## START Records to use

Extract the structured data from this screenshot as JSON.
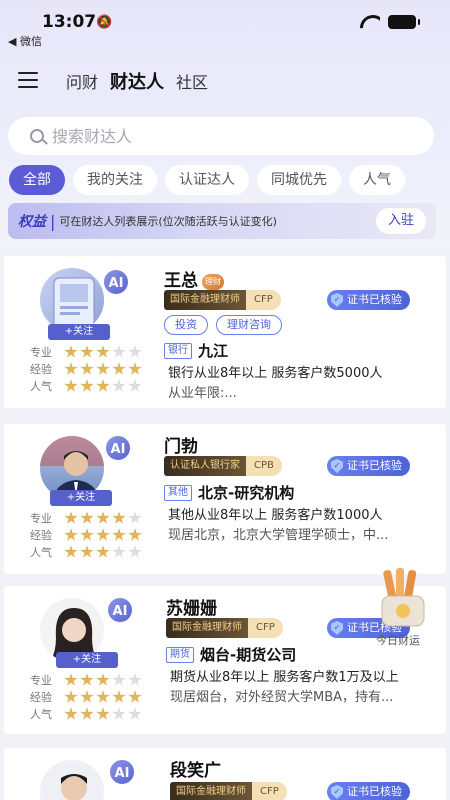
{
  "status": {
    "time": "13:07",
    "back": "◀ 微信"
  },
  "nav": {
    "tabs": [
      {
        "label": "问财"
      },
      {
        "label": "财达人"
      },
      {
        "label": "社区"
      }
    ]
  },
  "search": {
    "placeholder": "搜索财达人"
  },
  "filters": [
    {
      "label": "全部"
    },
    {
      "label": "我的关注"
    },
    {
      "label": "认证达人"
    },
    {
      "label": "同城优先"
    },
    {
      "label": "人气"
    }
  ],
  "banner": {
    "title": "权益",
    "text": "可在财达人列表展示(位次随活跃与认证变化)",
    "button": "入驻"
  },
  "rating_labels": [
    "专业",
    "经验",
    "人气"
  ],
  "ai_label": "AI",
  "follow_label": "+关注",
  "verified_label": "证书已核验",
  "cards": [
    {
      "name": "王总",
      "level": "理财",
      "cert": {
        "label": "国际金融理财师",
        "code": "CFP"
      },
      "tags": [
        "投资",
        "理财咨询"
      ],
      "org_tag": "银行",
      "org": "九江",
      "desc": "银行从业8年以上  服务客户数5000人",
      "desc2": "从业年限:...",
      "ratings": [
        3,
        5,
        3
      ]
    },
    {
      "name": "门勃",
      "cert": {
        "label": "认证私人银行家",
        "code": "CPB"
      },
      "org_tag": "其他",
      "org": "北京-研究机构",
      "desc": "其他从业8年以上  服务客户数1000人",
      "desc2": "现居北京，北京大学管理学硕士，中...",
      "ratings": [
        4,
        5,
        3
      ]
    },
    {
      "name": "苏姗姗",
      "cert": {
        "label": "国际金融理财师",
        "code": "CFP"
      },
      "org_tag": "期货",
      "org": "烟台-期货公司",
      "desc": "期货从业8年以上  服务客户数1万及以上",
      "desc2": "现居烟台，对外经贸大学MBA，持有...",
      "ratings": [
        3,
        5,
        3
      ]
    },
    {
      "name": "段笑广",
      "cert": {
        "label": "国际金融理财师",
        "code": "CFP"
      }
    }
  ],
  "floating": {
    "label": "今日财运"
  },
  "colors": {
    "accent": "#5b5bd6",
    "gold": "#e0b55a",
    "verified": "#4e63d8"
  }
}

## END Records to use

▸ Problem requirements:
Reproduce all of the material above word for word. Omit the pictures.

▸ Answer to this exercise:
Extract the structured data from this screenshot as JSON.
{
  "status": {
    "time": "13:07",
    "back": "◀ 微信"
  },
  "nav": {
    "tabs": [
      {
        "label": "问财"
      },
      {
        "label": "财达人"
      },
      {
        "label": "社区"
      }
    ]
  },
  "search": {
    "placeholder": "搜索财达人"
  },
  "filters": [
    {
      "label": "全部"
    },
    {
      "label": "我的关注"
    },
    {
      "label": "认证达人"
    },
    {
      "label": "同城优先"
    },
    {
      "label": "人气"
    }
  ],
  "banner": {
    "title": "权益",
    "text": "可在财达人列表展示(位次随活跃与认证变化)",
    "button": "入驻"
  },
  "rating_labels": [
    "专业",
    "经验",
    "人气"
  ],
  "ai_label": "AI",
  "follow_label": "+关注",
  "verified_label": "证书已核验",
  "cards": [
    {
      "name": "王总",
      "level": "理财",
      "cert": {
        "label": "国际金融理财师",
        "code": "CFP"
      },
      "tags": [
        "投资",
        "理财咨询"
      ],
      "org_tag": "银行",
      "org": "九江",
      "desc": "银行从业8年以上  服务客户数5000人",
      "desc2": "从业年限:...",
      "ratings": [
        3,
        5,
        3
      ]
    },
    {
      "name": "门勃",
      "cert": {
        "label": "认证私人银行家",
        "code": "CPB"
      },
      "org_tag": "其他",
      "org": "北京-研究机构",
      "desc": "其他从业8年以上  服务客户数1000人",
      "desc2": "现居北京，北京大学管理学硕士，中...",
      "ratings": [
        4,
        5,
        3
      ]
    },
    {
      "name": "苏姗姗",
      "cert": {
        "label": "国际金融理财师",
        "code": "CFP"
      },
      "org_tag": "期货",
      "org": "烟台-期货公司",
      "desc": "期货从业8年以上  服务客户数1万及以上",
      "desc2": "现居烟台，对外经贸大学MBA，持有...",
      "ratings": [
        3,
        5,
        3
      ]
    },
    {
      "name": "段笑广",
      "cert": {
        "label": "国际金融理财师",
        "code": "CFP"
      }
    }
  ],
  "floating": {
    "label": "今日财运"
  },
  "colors": {
    "accent": "#5b5bd6",
    "gold": "#e0b55a",
    "verified": "#4e63d8"
  }
}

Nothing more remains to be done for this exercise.